> _Data rows_

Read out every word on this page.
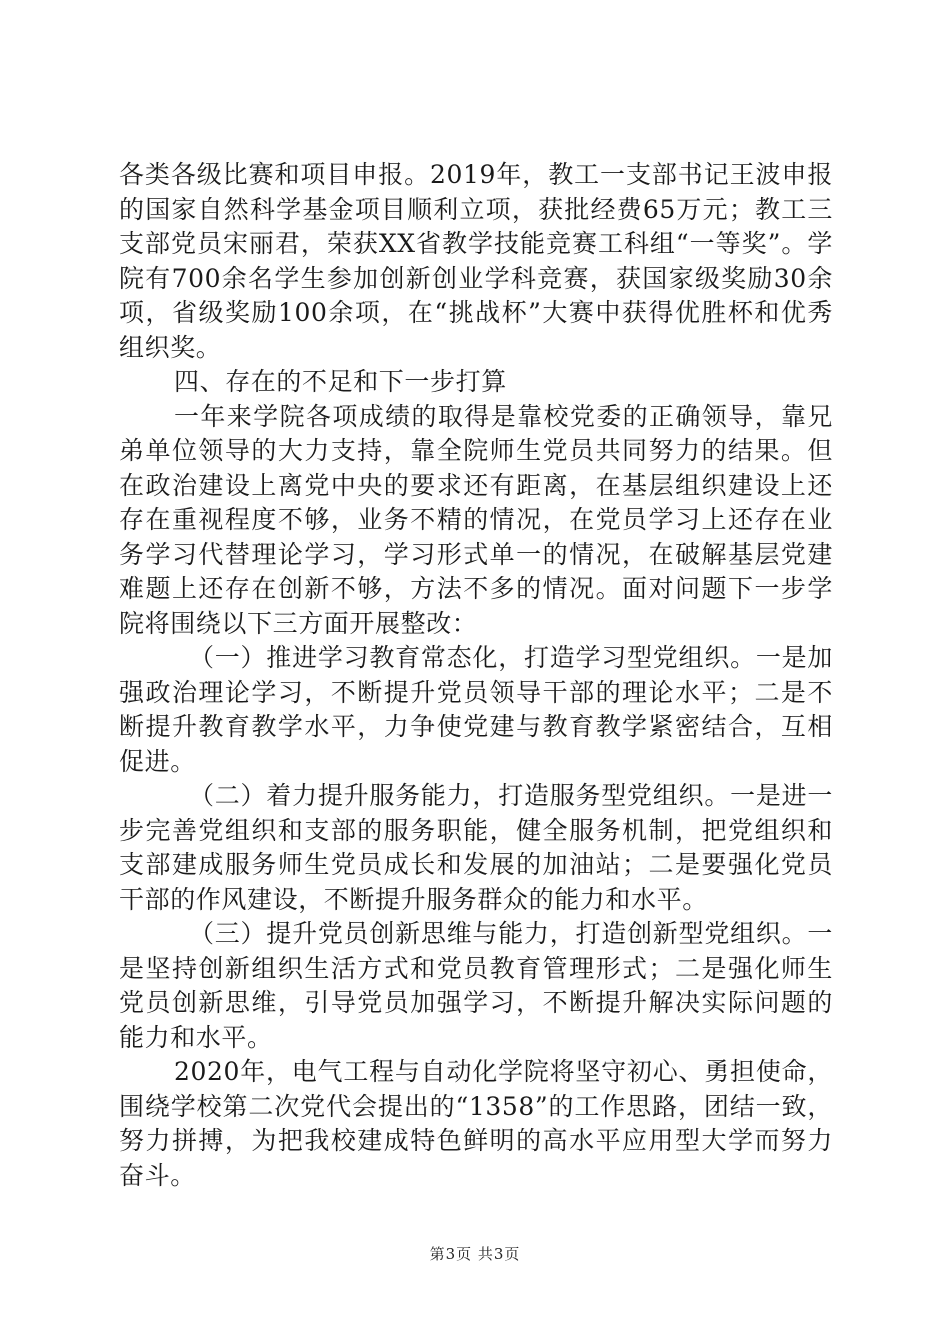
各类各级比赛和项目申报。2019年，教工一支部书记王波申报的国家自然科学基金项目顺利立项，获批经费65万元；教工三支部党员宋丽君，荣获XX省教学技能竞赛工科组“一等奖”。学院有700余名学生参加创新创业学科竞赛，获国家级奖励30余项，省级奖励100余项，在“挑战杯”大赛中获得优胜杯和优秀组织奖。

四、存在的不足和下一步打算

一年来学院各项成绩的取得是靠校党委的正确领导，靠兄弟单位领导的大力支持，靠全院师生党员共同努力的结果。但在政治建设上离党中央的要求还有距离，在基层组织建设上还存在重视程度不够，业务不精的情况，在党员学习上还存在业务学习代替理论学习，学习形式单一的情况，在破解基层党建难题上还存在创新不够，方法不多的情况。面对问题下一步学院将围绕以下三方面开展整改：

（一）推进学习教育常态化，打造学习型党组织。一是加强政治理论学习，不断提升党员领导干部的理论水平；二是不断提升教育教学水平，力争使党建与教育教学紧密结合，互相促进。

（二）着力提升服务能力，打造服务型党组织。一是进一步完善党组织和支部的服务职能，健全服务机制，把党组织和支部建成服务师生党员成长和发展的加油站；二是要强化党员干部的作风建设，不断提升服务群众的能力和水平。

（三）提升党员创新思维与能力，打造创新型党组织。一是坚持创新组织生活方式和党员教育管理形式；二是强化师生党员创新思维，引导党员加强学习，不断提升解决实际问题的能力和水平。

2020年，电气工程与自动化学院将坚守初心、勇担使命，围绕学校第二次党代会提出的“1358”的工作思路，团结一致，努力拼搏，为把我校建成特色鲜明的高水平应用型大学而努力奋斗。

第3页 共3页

> _What is asked_
Write the listing out a second time exactly, dropping all images.

> _Answer to the exercise_
Read out every word on this page.
各类各级比赛和项目申报。2019年，教工一支部书记王波申报的国家自然科学基金项目顺利立项，获批经费65万元；教工三支部党员宋丽君，荣获XX省教学技能竞赛工科组“一等奖”。学院有700余名学生参加创新创业学科竞赛，获国家级奖励30余项，省级奖励100余项，在“挑战杯”大赛中获得优胜杯和优秀组织奖。

四、存在的不足和下一步打算

一年来学院各项成绩的取得是靠校党委的正确领导，靠兄弟单位领导的大力支持，靠全院师生党员共同努力的结果。但在政治建设上离党中央的要求还有距离，在基层组织建设上还存在重视程度不够，业务不精的情况，在党员学习上还存在业务学习代替理论学习，学习形式单一的情况，在破解基层党建难题上还存在创新不够，方法不多的情况。面对问题下一步学院将围绕以下三方面开展整改：

（一）推进学习教育常态化，打造学习型党组织。一是加强政治理论学习，不断提升党员领导干部的理论水平；二是不断提升教育教学水平，力争使党建与教育教学紧密结合，互相促进。

（二）着力提升服务能力，打造服务型党组织。一是进一步完善党组织和支部的服务职能，健全服务机制，把党组织和支部建成服务师生党员成长和发展的加油站；二是要强化党员干部的作风建设，不断提升服务群众的能力和水平。

（三）提升党员创新思维与能力，打造创新型党组织。一是坚持创新组织生活方式和党员教育管理形式；二是强化师生党员创新思维，引导党员加强学习，不断提升解决实际问题的能力和水平。

2020年，电气工程与自动化学院将坚守初心、勇担使命，围绕学校第二次党代会提出的“1358”的工作思路，团结一致，努力拼搏，为把我校建成特色鲜明的高水平应用型大学而努力奋斗。

第3页 共3页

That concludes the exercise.